_Source extract_
::::::::

Private health expenditure (percentage of total health expenditure)
The sum of outlays for health by private entities, such as commercial or mutual health insurance providers, non-profit institutions serving households, resident corporations and quasicorporations not controlled by governmental authorities with health services delivery or financing, and direct household out-of-pocket payments.

Out-of-pocket health expenditure (percentage of private health expenditure, percentage of total health expenditure)
The direct outlay of households, including gratuities and payments in kind, made to health practitioners and suppliers of pharmaceuticals, therapeutic appliances and other goods and services, whose primary intent is to contribute to the restoration or to the enhancement of the health status of individuals or population groups. Such expenditure includes household payments to public services, non-profit institutions and non-governmental organizations, as well as non-reimbursable cost sharing, deductibles, co-payments and fee-for-service. It excludes payments made by companies that deliver medical and paramedical benefits, whether required by law or not, to their employees, and payments for overseas treatment. Aggregate calculations: Weighted averages using current GDP in United States dollars as weight. Missing data are not imputed.

Physicians and nursing and midwifery personnel (per 10,000 population)
Physicians: Physicians include generalists and specialists. Nursing and midwifery personnel: Nursing and midwifery personnel include professional nurses, professional midwives, auxiliary nurses, auxiliary midwives, enrolled nurses, enrolled midwives and other personnel, such as dental nurses and primary care nurses.

Hospital beds (per 10,000 population)
In-patient hospital beds include hospital and maternity beds and exclude cots and delivery beds.

Source

Sources of resources for health data: WHO Global Health Observatory. Expenditure data: WHO collects national health accounts and other data from countries. National sources collected by WHO include national health accounts reports, national accounts reports, general government accounts, public expenditure reviews, government expenditure by purpose reports (Classification of the Functions of Government), institutional reports of public entities involved in health-care provision or financing, notably social security and other health insurance compulsory agencies and ministry of finance reports. The most comprehensive and consistent data on health financing are generated from national health accounts. If national health accounts data are not available, WHO estimates are based on technical contacts in-country and publicly available documents and reports that are adjusted to the national health accounts framework. WHO sends estimates to the respective ministry of health every year for validation. Medical personnel and hospital bed data: WHO collects data from countries. Data collected include population censuses, labour force and employment surveys, health facility assessments and routine administrative information systems reports (on public expenditure, staffing and payroll, as well as professional training, registration and licensure). Most of the data from administrative sources are derived from published national health sector reviews and/or official country reports to WHO offices. Data obtained: 28 August 2013.

____________________
1 This excludes the Democratic People’s Republic of Korea, for which the latest data (2008) show a figure of $46 PPP.

::::::::

_Stored data entries_

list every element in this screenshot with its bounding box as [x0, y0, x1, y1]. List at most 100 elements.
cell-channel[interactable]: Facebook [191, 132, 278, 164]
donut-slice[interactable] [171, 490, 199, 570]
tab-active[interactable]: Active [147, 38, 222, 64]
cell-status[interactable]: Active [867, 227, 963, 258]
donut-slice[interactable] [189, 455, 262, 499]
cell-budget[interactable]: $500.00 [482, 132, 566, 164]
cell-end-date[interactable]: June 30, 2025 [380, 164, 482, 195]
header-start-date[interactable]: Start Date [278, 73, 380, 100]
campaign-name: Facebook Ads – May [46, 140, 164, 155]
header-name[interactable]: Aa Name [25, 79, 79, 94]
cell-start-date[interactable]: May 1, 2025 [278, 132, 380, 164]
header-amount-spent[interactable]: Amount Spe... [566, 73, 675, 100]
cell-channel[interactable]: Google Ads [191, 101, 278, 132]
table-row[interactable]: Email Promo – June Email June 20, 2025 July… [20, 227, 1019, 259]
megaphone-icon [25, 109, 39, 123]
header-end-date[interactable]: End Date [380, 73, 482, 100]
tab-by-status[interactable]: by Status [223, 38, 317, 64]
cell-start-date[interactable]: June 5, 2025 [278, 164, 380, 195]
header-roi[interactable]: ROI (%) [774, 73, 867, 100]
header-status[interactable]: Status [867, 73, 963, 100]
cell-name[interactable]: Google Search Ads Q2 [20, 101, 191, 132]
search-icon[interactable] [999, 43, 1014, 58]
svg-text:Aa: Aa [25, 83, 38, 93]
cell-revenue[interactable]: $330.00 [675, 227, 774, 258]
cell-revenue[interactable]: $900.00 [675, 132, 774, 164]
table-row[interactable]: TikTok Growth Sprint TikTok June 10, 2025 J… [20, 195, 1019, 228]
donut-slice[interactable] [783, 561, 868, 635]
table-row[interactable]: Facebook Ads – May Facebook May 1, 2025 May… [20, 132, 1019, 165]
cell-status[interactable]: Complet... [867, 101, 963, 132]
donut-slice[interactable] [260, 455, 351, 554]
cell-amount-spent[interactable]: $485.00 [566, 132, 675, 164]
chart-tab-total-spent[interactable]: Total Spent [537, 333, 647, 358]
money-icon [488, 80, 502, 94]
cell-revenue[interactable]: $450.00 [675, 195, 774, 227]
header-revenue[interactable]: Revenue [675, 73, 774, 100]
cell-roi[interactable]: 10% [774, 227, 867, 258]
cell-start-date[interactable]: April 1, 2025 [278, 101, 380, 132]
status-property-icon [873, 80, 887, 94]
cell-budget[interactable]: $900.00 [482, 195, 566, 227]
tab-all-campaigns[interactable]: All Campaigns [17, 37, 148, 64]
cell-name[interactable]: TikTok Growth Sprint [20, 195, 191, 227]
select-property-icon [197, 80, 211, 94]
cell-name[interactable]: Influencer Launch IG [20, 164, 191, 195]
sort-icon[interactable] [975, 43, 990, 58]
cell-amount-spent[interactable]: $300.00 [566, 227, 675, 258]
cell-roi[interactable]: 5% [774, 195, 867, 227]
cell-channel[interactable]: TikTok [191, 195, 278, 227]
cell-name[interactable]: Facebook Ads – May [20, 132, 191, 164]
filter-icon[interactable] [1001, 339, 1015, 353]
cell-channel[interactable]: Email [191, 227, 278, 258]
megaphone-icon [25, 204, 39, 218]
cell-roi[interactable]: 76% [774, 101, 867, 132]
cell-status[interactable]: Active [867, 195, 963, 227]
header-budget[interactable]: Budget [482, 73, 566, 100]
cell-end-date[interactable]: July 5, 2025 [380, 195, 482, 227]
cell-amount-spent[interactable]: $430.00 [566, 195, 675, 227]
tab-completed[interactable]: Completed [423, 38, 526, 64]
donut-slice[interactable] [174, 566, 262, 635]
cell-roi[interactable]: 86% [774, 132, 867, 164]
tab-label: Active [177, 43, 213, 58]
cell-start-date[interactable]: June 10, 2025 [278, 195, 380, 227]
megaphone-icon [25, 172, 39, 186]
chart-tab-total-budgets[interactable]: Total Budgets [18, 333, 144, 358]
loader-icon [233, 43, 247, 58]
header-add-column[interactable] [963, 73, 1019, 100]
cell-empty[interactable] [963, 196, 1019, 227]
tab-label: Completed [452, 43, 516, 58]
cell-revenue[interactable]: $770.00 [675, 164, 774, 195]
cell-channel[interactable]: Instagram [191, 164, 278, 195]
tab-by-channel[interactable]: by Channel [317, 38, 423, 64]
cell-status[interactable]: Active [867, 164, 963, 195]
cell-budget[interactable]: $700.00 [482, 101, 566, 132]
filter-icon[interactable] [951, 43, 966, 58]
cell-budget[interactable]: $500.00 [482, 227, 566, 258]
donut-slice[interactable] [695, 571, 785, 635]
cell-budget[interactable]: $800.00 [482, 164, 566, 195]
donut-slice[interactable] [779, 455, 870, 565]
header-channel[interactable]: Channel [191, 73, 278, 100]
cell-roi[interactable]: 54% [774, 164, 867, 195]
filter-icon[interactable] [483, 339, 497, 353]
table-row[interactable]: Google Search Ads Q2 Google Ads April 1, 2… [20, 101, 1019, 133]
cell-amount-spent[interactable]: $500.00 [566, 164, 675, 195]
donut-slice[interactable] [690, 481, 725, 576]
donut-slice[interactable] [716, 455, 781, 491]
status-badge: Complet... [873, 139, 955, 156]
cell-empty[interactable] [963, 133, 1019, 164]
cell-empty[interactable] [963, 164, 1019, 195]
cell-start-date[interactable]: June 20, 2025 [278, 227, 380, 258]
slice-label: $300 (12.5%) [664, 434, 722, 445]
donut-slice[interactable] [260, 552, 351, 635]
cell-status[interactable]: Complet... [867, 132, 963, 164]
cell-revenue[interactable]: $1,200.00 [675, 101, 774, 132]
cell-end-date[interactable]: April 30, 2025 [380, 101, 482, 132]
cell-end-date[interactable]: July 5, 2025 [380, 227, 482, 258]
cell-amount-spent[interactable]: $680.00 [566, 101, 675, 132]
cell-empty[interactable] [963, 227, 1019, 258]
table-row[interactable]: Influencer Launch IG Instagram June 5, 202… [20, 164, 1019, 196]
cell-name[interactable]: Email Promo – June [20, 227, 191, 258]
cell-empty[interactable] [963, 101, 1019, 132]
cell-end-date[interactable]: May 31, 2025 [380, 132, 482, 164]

::::::::

_Work request A_
Do the health indicator definitions support each of these statements? (i) Hospital beds exclude delivery beds. (ii) Out-of-pocket health expenditure includes payments for overseas treatment. (iii) Missing data are imputed in aggregate calculations. Answer yes or no for each, quoting the deciding words of the health indicator definitions.
_Work request B_
Can you reproduce the passage of the health indicator definitions between "Physicians: Physicians include" and "primary care nurses.", inclusive?
_Work request C_
Which specific kinds of nursing and midwifery personnel do the health indicator definitions name?

_Output A_
(i) Yes: "exclude cots and delivery beds"
(ii) No: "It excludes payments made by companies that deliver medical and paramedical benefits, whether required by law or not, to their employees, and payments for overseas treatment."
(iii) No: "Missing data are not imputed."

_Output B_
Physicians: Physicians include generalists and specialists. Nursing and midwifery personnel: Nursing and midwifery personnel include professional nurses, professional midwives, auxiliary nurses, auxiliary midwives, enrolled nurses, enrolled midwives and other personnel, such as dental nurses and primary care nurses.

_Output C_
- professional nurses
- professional midwives
- auxiliary nurses
- auxiliary midwives
- enrolled nurses
- enrolled midwives
- dental nurses
- primary care nurses